## RECORD EXTRACTS:

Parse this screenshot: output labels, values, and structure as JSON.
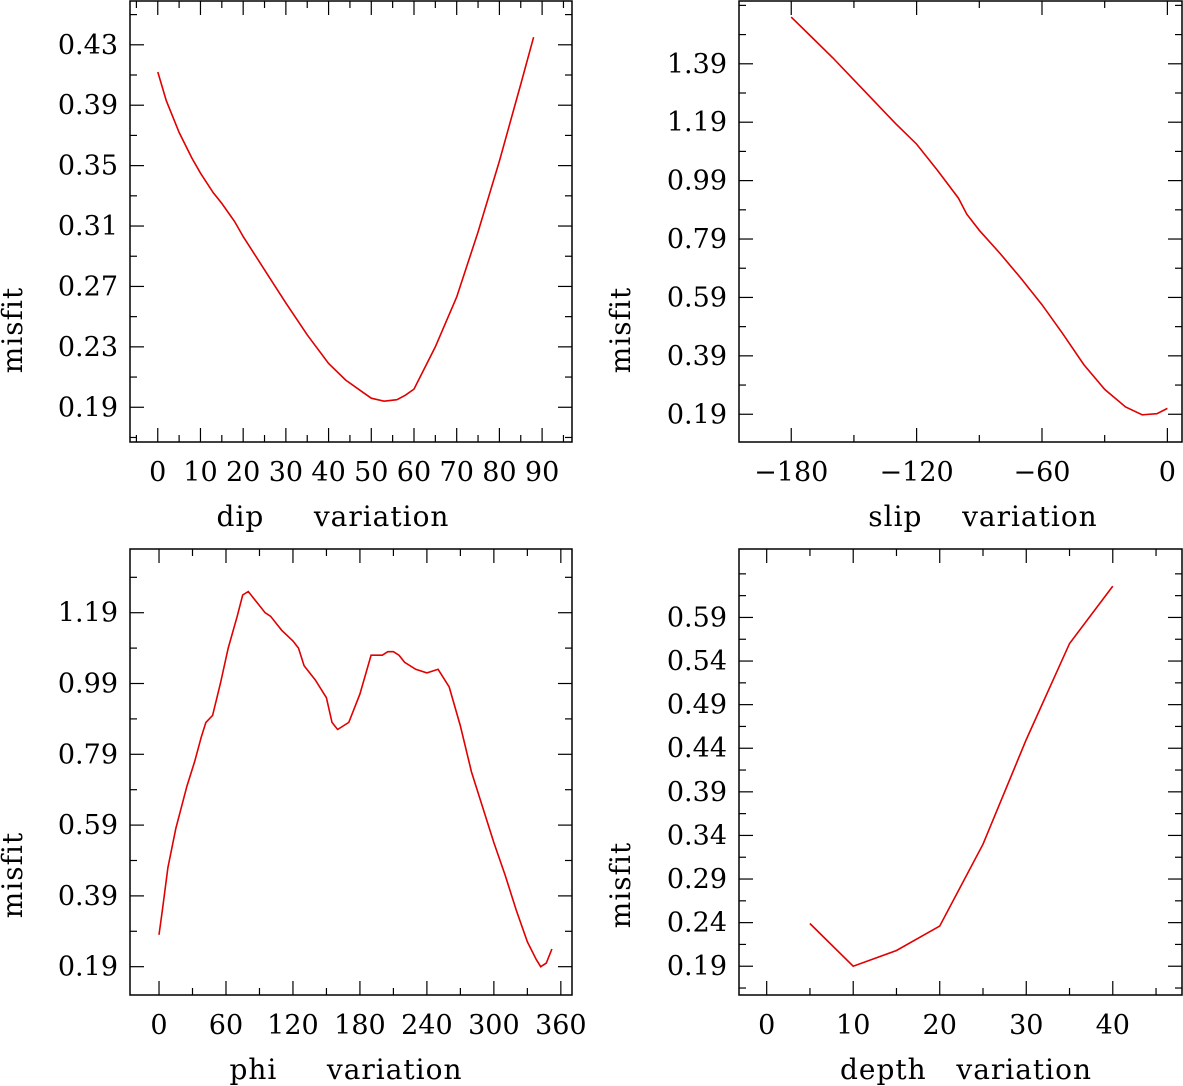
{
  "chart_data": [
    {
      "id": "dip",
      "type": "line",
      "xlabel": "dip     variation",
      "ylabel": "misfit",
      "xlim": [
        -6.5,
        97
      ],
      "ylim": [
        0.167,
        0.459
      ],
      "xticks": [
        0,
        10,
        20,
        30,
        40,
        50,
        60,
        70,
        80,
        90
      ],
      "yticks": [
        0.19,
        0.23,
        0.27,
        0.31,
        0.35,
        0.39,
        0.43
      ],
      "ytick_labels": [
        "0.19",
        "0.23",
        "0.27",
        "0.31",
        "0.35",
        "0.39",
        "0.43"
      ],
      "series": [
        {
          "name": "misfit",
          "x": [
            0,
            2,
            5,
            8,
            10,
            13,
            15,
            18,
            20,
            25,
            30,
            35,
            40,
            44,
            48,
            50,
            53,
            56,
            58,
            60,
            65,
            70,
            75,
            80,
            85,
            88
          ],
          "y": [
            0.412,
            0.393,
            0.372,
            0.355,
            0.345,
            0.332,
            0.325,
            0.313,
            0.303,
            0.281,
            0.259,
            0.238,
            0.219,
            0.208,
            0.2,
            0.196,
            0.194,
            0.195,
            0.198,
            0.202,
            0.23,
            0.263,
            0.306,
            0.353,
            0.404,
            0.435
          ]
        }
      ]
    },
    {
      "id": "slip",
      "type": "line",
      "xlabel": "slip    variation",
      "ylabel": "misfit",
      "xlim": [
        -205,
        7
      ],
      "ylim": [
        0.095,
        1.605
      ],
      "xticks": [
        -180,
        -120,
        -60,
        0
      ],
      "xtick_labels": [
        "−180",
        "−120",
        "−60",
        "0"
      ],
      "yticks": [
        0.19,
        0.39,
        0.59,
        0.79,
        0.99,
        1.19,
        1.39
      ],
      "ytick_labels": [
        "0.19",
        "0.39",
        "0.59",
        "0.79",
        "0.99",
        "1.19",
        "1.39"
      ],
      "series": [
        {
          "name": "misfit",
          "x": [
            -180,
            -170,
            -160,
            -150,
            -140,
            -130,
            -120,
            -110,
            -100,
            -96,
            -90,
            -80,
            -70,
            -60,
            -50,
            -40,
            -30,
            -20,
            -12,
            -5,
            0
          ],
          "y": [
            1.55,
            1.48,
            1.41,
            1.335,
            1.26,
            1.185,
            1.115,
            1.025,
            0.93,
            0.875,
            0.82,
            0.74,
            0.655,
            0.565,
            0.465,
            0.36,
            0.275,
            0.215,
            0.188,
            0.192,
            0.21
          ]
        }
      ]
    },
    {
      "id": "phi",
      "type": "line",
      "xlabel": "phi     variation",
      "ylabel": "misfit",
      "xlim": [
        -26,
        370
      ],
      "ylim": [
        0.11,
        1.37
      ],
      "xticks": [
        0,
        60,
        120,
        180,
        240,
        300,
        360
      ],
      "yticks": [
        0.19,
        0.39,
        0.59,
        0.79,
        0.99,
        1.19
      ],
      "ytick_labels": [
        "0.19",
        "0.39",
        "0.59",
        "0.79",
        "0.99",
        "1.19"
      ],
      "series": [
        {
          "name": "misfit",
          "x": [
            0,
            3,
            8,
            15,
            25,
            32,
            38,
            42,
            48,
            55,
            62,
            70,
            75,
            80,
            85,
            90,
            95,
            100,
            110,
            120,
            125,
            130,
            140,
            150,
            155,
            160,
            170,
            180,
            190,
            200,
            205,
            210,
            215,
            220,
            230,
            240,
            250,
            260,
            270,
            280,
            290,
            300,
            310,
            320,
            330,
            338,
            342,
            347,
            352
          ],
          "y": [
            0.28,
            0.35,
            0.47,
            0.58,
            0.7,
            0.77,
            0.84,
            0.88,
            0.9,
            0.99,
            1.09,
            1.18,
            1.24,
            1.25,
            1.23,
            1.21,
            1.19,
            1.18,
            1.14,
            1.11,
            1.09,
            1.04,
            1.0,
            0.95,
            0.88,
            0.86,
            0.88,
            0.96,
            1.07,
            1.07,
            1.08,
            1.08,
            1.07,
            1.05,
            1.03,
            1.02,
            1.03,
            0.98,
            0.87,
            0.74,
            0.64,
            0.54,
            0.45,
            0.35,
            0.26,
            0.21,
            0.19,
            0.2,
            0.24
          ]
        }
      ]
    },
    {
      "id": "depth",
      "type": "line",
      "xlabel": "depth   variation",
      "ylabel": "misfit",
      "xlim": [
        -3.2,
        48
      ],
      "ylim": [
        0.157,
        0.6685
      ],
      "xticks": [
        0,
        10,
        20,
        30,
        40
      ],
      "yticks": [
        0.19,
        0.24,
        0.29,
        0.34,
        0.39,
        0.44,
        0.49,
        0.54,
        0.59
      ],
      "ytick_labels": [
        "0.19",
        "0.24",
        "0.29",
        "0.34",
        "0.39",
        "0.44",
        "0.49",
        "0.54",
        "0.59"
      ],
      "series": [
        {
          "name": "misfit",
          "x": [
            5,
            10,
            15,
            20,
            25,
            30,
            35,
            40
          ],
          "y": [
            0.239,
            0.19,
            0.208,
            0.236,
            0.33,
            0.45,
            0.56,
            0.626
          ]
        }
      ]
    }
  ]
}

## EXERCISE AIM:
Every line that holds the word "variation" counts once; state the total number of such lines and nothing else.

## SOLUTION FOR THIS TASK:
4